[Dataset rows about figures]
━━━

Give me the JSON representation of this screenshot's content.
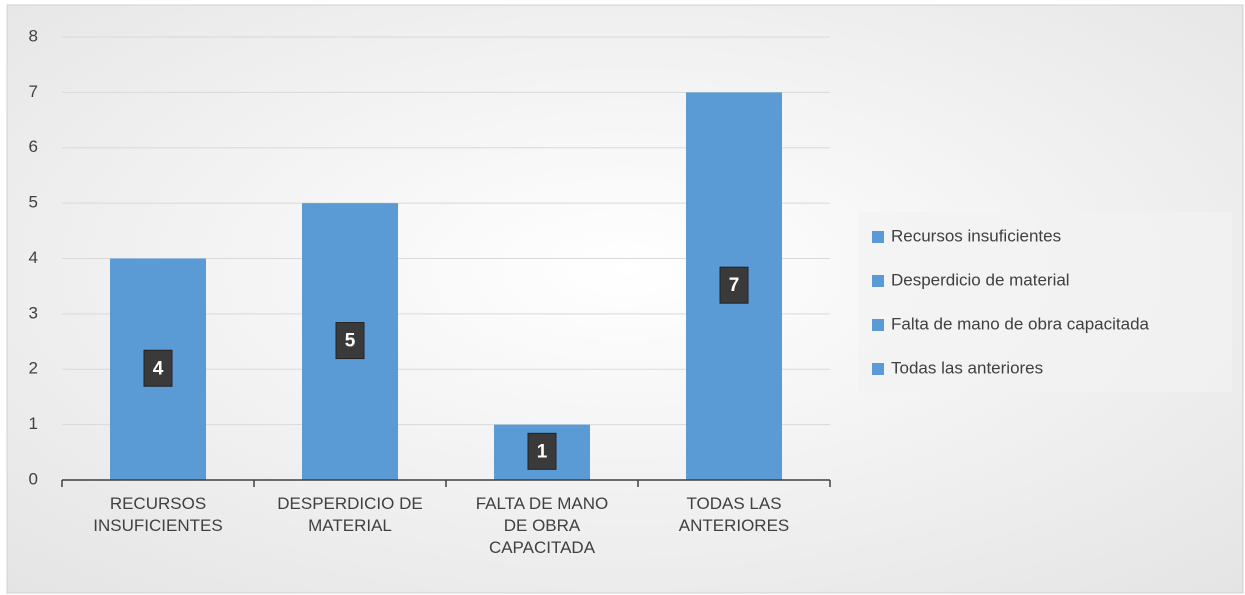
{
  "chart_data": {
    "type": "bar",
    "categories": [
      "RECURSOS INSUFICIENTES",
      "DESPERDICIO DE MATERIAL",
      "FALTA DE MANO DE OBRA CAPACITADA",
      "TODAS LAS ANTERIORES"
    ],
    "values": [
      4,
      5,
      1,
      7
    ],
    "color": "#5b9bd5",
    "ylim": [
      0,
      8
    ],
    "yticks": [
      0,
      1,
      2,
      3,
      4,
      5,
      6,
      7,
      8
    ],
    "grid": true,
    "legend": [
      "Recursos insuficientes",
      "Desperdicio de material",
      "Falta de mano de obra capacitada",
      "Todas las anteriores"
    ],
    "legend_position": "right"
  }
}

━━━

- [EXERCISE REQUIREMENTS] Please write out all of the material above without changing a word, and omit any pictures.

- [THE OUTPUT]
Give me the JSON representation of this screenshot's content.
{
  "chart_data": {
    "type": "bar",
    "categories": [
      "RECURSOS INSUFICIENTES",
      "DESPERDICIO DE MATERIAL",
      "FALTA DE MANO DE OBRA CAPACITADA",
      "TODAS LAS ANTERIORES"
    ],
    "values": [
      4,
      5,
      1,
      7
    ],
    "color": "#5b9bd5",
    "ylim": [
      0,
      8
    ],
    "yticks": [
      0,
      1,
      2,
      3,
      4,
      5,
      6,
      7,
      8
    ],
    "grid": true,
    "legend": [
      "Recursos insuficientes",
      "Desperdicio de material",
      "Falta de mano de obra capacitada",
      "Todas las anteriores"
    ],
    "legend_position": "right"
  }
}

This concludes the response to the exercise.